» Task statement
Lines that include the word "JSON" are the ones to copy.

Records that describe figures:
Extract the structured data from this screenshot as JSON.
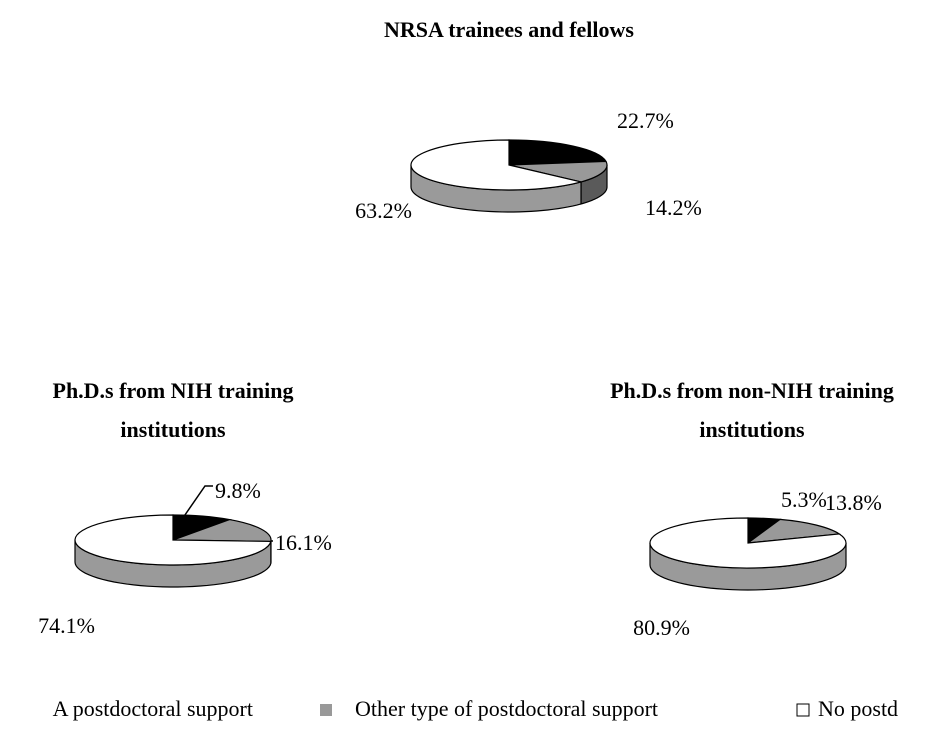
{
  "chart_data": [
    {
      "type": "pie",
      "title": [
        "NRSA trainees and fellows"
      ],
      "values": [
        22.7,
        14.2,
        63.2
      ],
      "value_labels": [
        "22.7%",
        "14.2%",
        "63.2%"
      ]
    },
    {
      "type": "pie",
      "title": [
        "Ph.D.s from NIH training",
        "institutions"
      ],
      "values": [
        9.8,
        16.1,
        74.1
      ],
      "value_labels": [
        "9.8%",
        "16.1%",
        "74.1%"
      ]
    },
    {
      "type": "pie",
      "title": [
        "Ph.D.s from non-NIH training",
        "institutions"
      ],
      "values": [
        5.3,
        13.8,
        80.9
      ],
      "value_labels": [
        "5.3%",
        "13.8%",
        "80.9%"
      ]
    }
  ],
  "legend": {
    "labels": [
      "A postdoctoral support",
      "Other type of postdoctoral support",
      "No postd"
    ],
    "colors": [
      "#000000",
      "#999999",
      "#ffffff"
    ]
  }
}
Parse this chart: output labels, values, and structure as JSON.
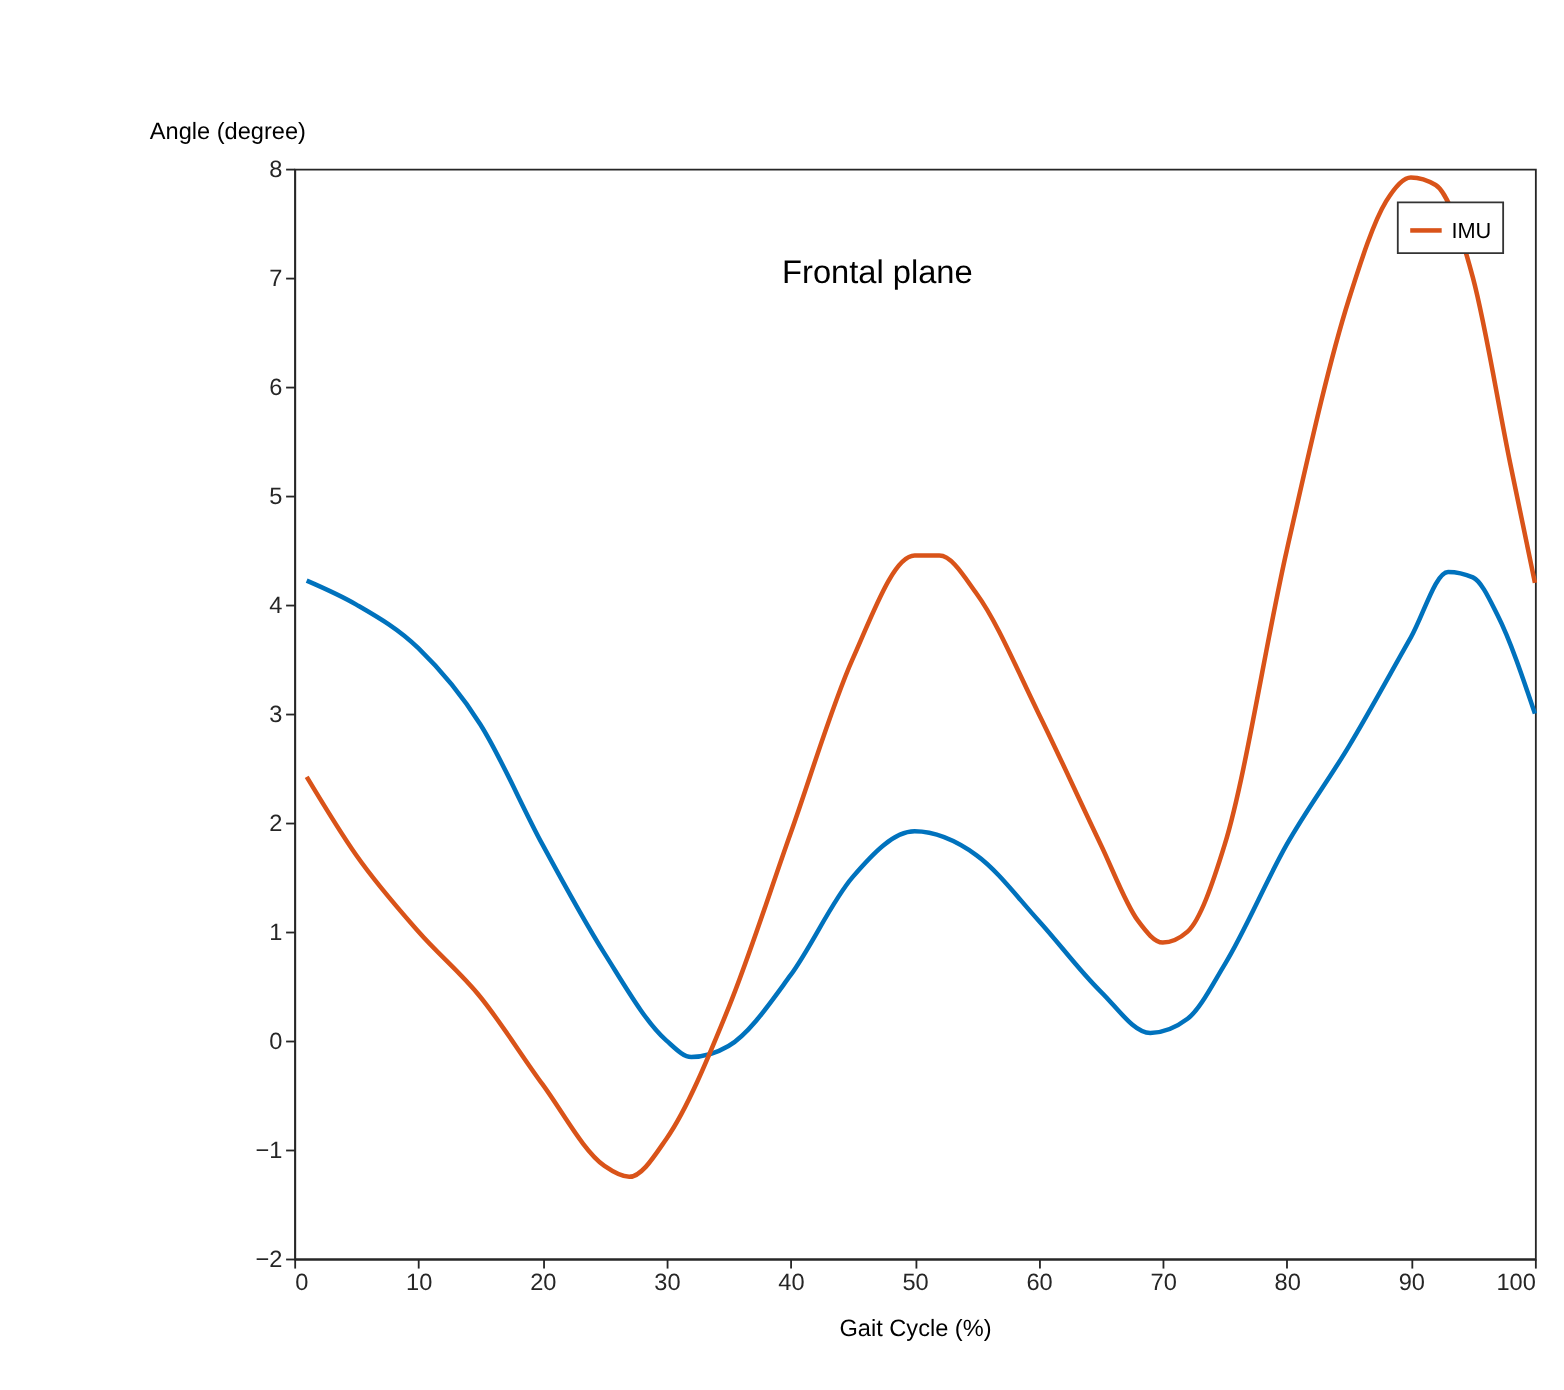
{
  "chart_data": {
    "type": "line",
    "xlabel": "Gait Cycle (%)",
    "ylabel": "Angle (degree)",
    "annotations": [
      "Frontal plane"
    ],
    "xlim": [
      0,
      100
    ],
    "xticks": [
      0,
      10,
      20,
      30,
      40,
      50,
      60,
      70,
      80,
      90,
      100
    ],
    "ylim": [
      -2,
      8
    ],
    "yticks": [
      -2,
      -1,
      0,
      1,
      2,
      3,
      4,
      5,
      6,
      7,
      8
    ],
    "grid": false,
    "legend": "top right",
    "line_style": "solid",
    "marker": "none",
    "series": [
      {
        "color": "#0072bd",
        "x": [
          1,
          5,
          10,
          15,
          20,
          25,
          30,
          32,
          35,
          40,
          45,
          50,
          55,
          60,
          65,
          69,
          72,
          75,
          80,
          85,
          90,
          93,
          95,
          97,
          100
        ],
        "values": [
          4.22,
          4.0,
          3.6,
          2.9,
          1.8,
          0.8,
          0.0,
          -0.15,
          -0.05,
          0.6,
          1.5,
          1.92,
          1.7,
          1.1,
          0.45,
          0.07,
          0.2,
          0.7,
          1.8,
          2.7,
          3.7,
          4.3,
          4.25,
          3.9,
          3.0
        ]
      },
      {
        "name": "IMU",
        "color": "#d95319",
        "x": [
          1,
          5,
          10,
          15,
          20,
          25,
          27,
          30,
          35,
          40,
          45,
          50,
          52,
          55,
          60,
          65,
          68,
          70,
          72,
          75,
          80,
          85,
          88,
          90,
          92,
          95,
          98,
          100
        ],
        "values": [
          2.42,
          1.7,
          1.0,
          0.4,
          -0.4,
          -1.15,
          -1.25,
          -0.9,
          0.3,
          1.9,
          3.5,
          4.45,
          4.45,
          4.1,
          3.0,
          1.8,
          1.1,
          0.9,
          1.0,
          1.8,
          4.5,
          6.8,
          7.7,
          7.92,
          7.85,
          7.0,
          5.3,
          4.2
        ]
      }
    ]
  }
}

» Task solution
Extract the structured data from this screenshot as JSON.
Parse this chart: output labels, values, and structure as JSON.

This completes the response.